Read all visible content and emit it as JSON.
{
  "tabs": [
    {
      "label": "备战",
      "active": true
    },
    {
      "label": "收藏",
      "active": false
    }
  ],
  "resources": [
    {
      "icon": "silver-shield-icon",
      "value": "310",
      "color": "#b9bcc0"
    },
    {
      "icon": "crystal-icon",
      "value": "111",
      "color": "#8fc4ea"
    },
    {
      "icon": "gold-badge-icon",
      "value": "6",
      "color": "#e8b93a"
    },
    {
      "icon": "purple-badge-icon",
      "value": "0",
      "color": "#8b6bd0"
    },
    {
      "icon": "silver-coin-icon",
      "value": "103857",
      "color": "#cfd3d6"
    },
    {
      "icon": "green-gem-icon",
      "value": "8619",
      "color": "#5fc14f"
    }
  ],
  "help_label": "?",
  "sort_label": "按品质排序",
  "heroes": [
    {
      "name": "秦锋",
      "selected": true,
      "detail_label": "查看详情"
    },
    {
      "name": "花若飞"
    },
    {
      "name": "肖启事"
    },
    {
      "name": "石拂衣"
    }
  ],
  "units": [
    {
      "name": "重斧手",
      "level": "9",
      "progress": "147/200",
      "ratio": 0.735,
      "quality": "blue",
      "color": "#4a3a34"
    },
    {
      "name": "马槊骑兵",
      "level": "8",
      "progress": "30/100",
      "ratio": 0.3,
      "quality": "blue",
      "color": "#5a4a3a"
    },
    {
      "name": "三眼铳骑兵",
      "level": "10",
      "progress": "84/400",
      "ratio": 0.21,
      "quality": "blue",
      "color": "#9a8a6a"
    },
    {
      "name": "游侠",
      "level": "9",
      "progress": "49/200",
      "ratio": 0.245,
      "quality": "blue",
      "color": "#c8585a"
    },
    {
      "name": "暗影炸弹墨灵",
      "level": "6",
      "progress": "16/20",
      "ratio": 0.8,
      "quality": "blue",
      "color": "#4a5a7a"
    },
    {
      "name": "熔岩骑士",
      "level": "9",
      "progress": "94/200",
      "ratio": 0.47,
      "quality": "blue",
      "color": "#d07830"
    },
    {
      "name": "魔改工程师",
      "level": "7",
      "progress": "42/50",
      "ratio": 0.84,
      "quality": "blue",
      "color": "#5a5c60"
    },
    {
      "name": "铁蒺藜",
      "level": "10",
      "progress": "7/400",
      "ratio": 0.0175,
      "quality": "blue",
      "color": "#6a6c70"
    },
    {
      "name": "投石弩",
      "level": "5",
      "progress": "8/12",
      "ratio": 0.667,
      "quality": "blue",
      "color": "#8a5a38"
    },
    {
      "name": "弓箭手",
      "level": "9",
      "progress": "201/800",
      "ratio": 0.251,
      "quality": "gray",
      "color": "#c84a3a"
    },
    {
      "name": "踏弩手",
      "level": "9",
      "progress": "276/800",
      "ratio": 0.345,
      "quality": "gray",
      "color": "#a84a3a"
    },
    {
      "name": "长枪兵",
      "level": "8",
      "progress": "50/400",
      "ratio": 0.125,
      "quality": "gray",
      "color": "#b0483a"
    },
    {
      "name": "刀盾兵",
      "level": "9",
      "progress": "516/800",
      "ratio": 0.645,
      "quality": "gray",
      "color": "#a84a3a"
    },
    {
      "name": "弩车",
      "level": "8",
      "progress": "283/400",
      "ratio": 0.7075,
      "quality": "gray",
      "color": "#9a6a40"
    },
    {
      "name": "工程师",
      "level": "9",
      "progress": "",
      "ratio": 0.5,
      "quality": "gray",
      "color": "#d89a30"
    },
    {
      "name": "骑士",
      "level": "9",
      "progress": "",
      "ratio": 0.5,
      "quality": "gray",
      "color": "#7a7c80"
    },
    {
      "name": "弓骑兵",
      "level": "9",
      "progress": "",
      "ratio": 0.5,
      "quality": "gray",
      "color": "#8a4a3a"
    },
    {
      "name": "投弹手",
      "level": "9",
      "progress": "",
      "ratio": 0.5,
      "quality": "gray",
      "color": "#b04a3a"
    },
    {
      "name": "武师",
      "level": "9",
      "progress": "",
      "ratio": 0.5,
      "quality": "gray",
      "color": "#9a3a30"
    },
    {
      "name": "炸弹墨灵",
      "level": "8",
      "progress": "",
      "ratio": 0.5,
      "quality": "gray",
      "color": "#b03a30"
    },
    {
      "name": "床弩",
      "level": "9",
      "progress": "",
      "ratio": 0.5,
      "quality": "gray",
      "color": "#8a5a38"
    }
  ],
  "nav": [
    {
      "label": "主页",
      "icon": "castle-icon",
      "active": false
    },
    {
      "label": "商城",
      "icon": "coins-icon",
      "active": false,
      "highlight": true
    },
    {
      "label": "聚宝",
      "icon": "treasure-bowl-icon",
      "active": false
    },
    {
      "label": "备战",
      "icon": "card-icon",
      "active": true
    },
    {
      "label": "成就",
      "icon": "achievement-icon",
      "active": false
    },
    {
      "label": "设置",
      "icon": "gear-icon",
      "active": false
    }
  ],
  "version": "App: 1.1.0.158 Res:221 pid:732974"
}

########

▸ Job
All of the data shown above must be copied exactly.

▸ In response
Read all visible content and emit it as JSON.
{
  "tabs": [
    {
      "label": "备战",
      "active": true
    },
    {
      "label": "收藏",
      "active": false
    }
  ],
  "resources": [
    {
      "icon": "silver-shield-icon",
      "value": "310",
      "color": "#b9bcc0"
    },
    {
      "icon": "crystal-icon",
      "value": "111",
      "color": "#8fc4ea"
    },
    {
      "icon": "gold-badge-icon",
      "value": "6",
      "color": "#e8b93a"
    },
    {
      "icon": "purple-badge-icon",
      "value": "0",
      "color": "#8b6bd0"
    },
    {
      "icon": "silver-coin-icon",
      "value": "103857",
      "color": "#cfd3d6"
    },
    {
      "icon": "green-gem-icon",
      "value": "8619",
      "color": "#5fc14f"
    }
  ],
  "help_label": "?",
  "sort_label": "按品质排序",
  "heroes": [
    {
      "name": "秦锋",
      "selected": true,
      "detail_label": "查看详情"
    },
    {
      "name": "花若飞"
    },
    {
      "name": "肖启事"
    },
    {
      "name": "石拂衣"
    }
  ],
  "units": [
    {
      "name": "重斧手",
      "level": "9",
      "progress": "147/200",
      "ratio": 0.735,
      "quality": "blue",
      "color": "#4a3a34"
    },
    {
      "name": "马槊骑兵",
      "level": "8",
      "progress": "30/100",
      "ratio": 0.3,
      "quality": "blue",
      "color": "#5a4a3a"
    },
    {
      "name": "三眼铳骑兵",
      "level": "10",
      "progress": "84/400",
      "ratio": 0.21,
      "quality": "blue",
      "color": "#9a8a6a"
    },
    {
      "name": "游侠",
      "level": "9",
      "progress": "49/200",
      "ratio": 0.245,
      "quality": "blue",
      "color": "#c8585a"
    },
    {
      "name": "暗影炸弹墨灵",
      "level": "6",
      "progress": "16/20",
      "ratio": 0.8,
      "quality": "blue",
      "color": "#4a5a7a"
    },
    {
      "name": "熔岩骑士",
      "level": "9",
      "progress": "94/200",
      "ratio": 0.47,
      "quality": "blue",
      "color": "#d07830"
    },
    {
      "name": "魔改工程师",
      "level": "7",
      "progress": "42/50",
      "ratio": 0.84,
      "quality": "blue",
      "color": "#5a5c60"
    },
    {
      "name": "铁蒺藜",
      "level": "10",
      "progress": "7/400",
      "ratio": 0.0175,
      "quality": "blue",
      "color": "#6a6c70"
    },
    {
      "name": "投石弩",
      "level": "5",
      "progress": "8/12",
      "ratio": 0.667,
      "quality": "blue",
      "color": "#8a5a38"
    },
    {
      "name": "弓箭手",
      "level": "9",
      "progress": "201/800",
      "ratio": 0.251,
      "quality": "gray",
      "color": "#c84a3a"
    },
    {
      "name": "踏弩手",
      "level": "9",
      "progress": "276/800",
      "ratio": 0.345,
      "quality": "gray",
      "color": "#a84a3a"
    },
    {
      "name": "长枪兵",
      "level": "8",
      "progress": "50/400",
      "ratio": 0.125,
      "quality": "gray",
      "color": "#b0483a"
    },
    {
      "name": "刀盾兵",
      "level": "9",
      "progress": "516/800",
      "ratio": 0.645,
      "quality": "gray",
      "color": "#a84a3a"
    },
    {
      "name": "弩车",
      "level": "8",
      "progress": "283/400",
      "ratio": 0.7075,
      "quality": "gray",
      "color": "#9a6a40"
    },
    {
      "name": "工程师",
      "level": "9",
      "progress": "",
      "ratio": 0.5,
      "quality": "gray",
      "color": "#d89a30"
    },
    {
      "name": "骑士",
      "level": "9",
      "progress": "",
      "ratio": 0.5,
      "quality": "gray",
      "color": "#7a7c80"
    },
    {
      "name": "弓骑兵",
      "level": "9",
      "progress": "",
      "ratio": 0.5,
      "quality": "gray",
      "color": "#8a4a3a"
    },
    {
      "name": "投弹手",
      "level": "9",
      "progress": "",
      "ratio": 0.5,
      "quality": "gray",
      "color": "#b04a3a"
    },
    {
      "name": "武师",
      "level": "9",
      "progress": "",
      "ratio": 0.5,
      "quality": "gray",
      "color": "#9a3a30"
    },
    {
      "name": "炸弹墨灵",
      "level": "8",
      "progress": "",
      "ratio": 0.5,
      "quality": "gray",
      "color": "#b03a30"
    },
    {
      "name": "床弩",
      "level": "9",
      "progress": "",
      "ratio": 0.5,
      "quality": "gray",
      "color": "#8a5a38"
    }
  ],
  "nav": [
    {
      "label": "主页",
      "icon": "castle-icon",
      "active": false
    },
    {
      "label": "商城",
      "icon": "coins-icon",
      "active": false,
      "highlight": true
    },
    {
      "label": "聚宝",
      "icon": "treasure-bowl-icon",
      "active": false
    },
    {
      "label": "备战",
      "icon": "card-icon",
      "active": true
    },
    {
      "label": "成就",
      "icon": "achievement-icon",
      "active": false
    },
    {
      "label": "设置",
      "icon": "gear-icon",
      "active": false
    }
  ],
  "version": "App: 1.1.0.158 Res:221 pid:732974"
}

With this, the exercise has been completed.